▶ **Goal**: Reproduce the entries word for word, from the very first one down to the line containing "x-tick-label: -2: [244, 409, 256, 424]", including both ends.

▶ **Input for this task**:
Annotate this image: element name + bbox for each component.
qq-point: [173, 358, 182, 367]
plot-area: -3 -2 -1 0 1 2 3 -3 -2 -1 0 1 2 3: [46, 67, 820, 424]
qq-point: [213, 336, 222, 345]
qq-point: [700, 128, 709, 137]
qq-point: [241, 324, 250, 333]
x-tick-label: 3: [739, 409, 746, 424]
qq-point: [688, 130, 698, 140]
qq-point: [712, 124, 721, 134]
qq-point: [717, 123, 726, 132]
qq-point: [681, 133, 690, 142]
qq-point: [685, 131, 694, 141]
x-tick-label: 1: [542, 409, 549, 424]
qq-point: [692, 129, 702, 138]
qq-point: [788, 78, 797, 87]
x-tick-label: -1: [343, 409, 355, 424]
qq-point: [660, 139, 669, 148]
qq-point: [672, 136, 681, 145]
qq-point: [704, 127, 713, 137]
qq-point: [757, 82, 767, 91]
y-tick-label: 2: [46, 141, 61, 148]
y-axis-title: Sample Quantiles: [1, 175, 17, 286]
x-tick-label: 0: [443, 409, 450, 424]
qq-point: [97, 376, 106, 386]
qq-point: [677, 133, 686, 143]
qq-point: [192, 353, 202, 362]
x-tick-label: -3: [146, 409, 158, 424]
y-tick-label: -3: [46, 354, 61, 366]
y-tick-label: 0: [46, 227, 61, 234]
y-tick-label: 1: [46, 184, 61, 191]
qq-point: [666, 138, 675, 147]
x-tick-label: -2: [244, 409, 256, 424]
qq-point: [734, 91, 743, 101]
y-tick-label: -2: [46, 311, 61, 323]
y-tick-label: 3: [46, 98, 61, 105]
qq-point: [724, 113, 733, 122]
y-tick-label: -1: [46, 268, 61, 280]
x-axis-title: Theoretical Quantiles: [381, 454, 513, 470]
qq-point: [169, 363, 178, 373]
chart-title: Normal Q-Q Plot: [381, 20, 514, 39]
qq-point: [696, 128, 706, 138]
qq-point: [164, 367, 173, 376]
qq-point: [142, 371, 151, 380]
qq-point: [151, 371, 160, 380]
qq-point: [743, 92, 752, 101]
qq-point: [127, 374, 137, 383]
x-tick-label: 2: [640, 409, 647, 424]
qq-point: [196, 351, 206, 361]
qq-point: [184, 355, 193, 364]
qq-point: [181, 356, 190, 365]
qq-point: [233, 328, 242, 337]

▶ **Finished answer**:
Annotate this image: element name + bbox for each component.
qq-point: [173, 358, 182, 367]
plot-area: -3 -2 -1 0 1 2 3 -3 -2 -1 0 1 2 3: [46, 67, 820, 424]
qq-point: [213, 336, 222, 345]
qq-point: [700, 128, 709, 137]
qq-point: [241, 324, 250, 333]
x-tick-label: 3: [739, 409, 746, 424]
qq-point: [688, 130, 698, 140]
qq-point: [712, 124, 721, 134]
qq-point: [717, 123, 726, 132]
qq-point: [681, 133, 690, 142]
qq-point: [685, 131, 694, 141]
x-tick-label: 1: [542, 409, 549, 424]
qq-point: [692, 129, 702, 138]
qq-point: [788, 78, 797, 87]
x-tick-label: -1: [343, 409, 355, 424]
qq-point: [660, 139, 669, 148]
qq-point: [672, 136, 681, 145]
qq-point: [704, 127, 713, 137]
qq-point: [757, 82, 767, 91]
y-tick-label: 2: [46, 141, 61, 148]
y-axis-title: Sample Quantiles: [1, 175, 17, 286]
x-tick-label: 0: [443, 409, 450, 424]
qq-point: [97, 376, 106, 386]
qq-point: [677, 133, 686, 143]
qq-point: [192, 353, 202, 362]
x-tick-label: -3: [146, 409, 158, 424]
y-tick-label: -3: [46, 354, 61, 366]
y-tick-label: 0: [46, 227, 61, 234]
y-tick-label: 1: [46, 184, 61, 191]
qq-point: [666, 138, 675, 147]
x-tick-label: -2: [244, 409, 256, 424]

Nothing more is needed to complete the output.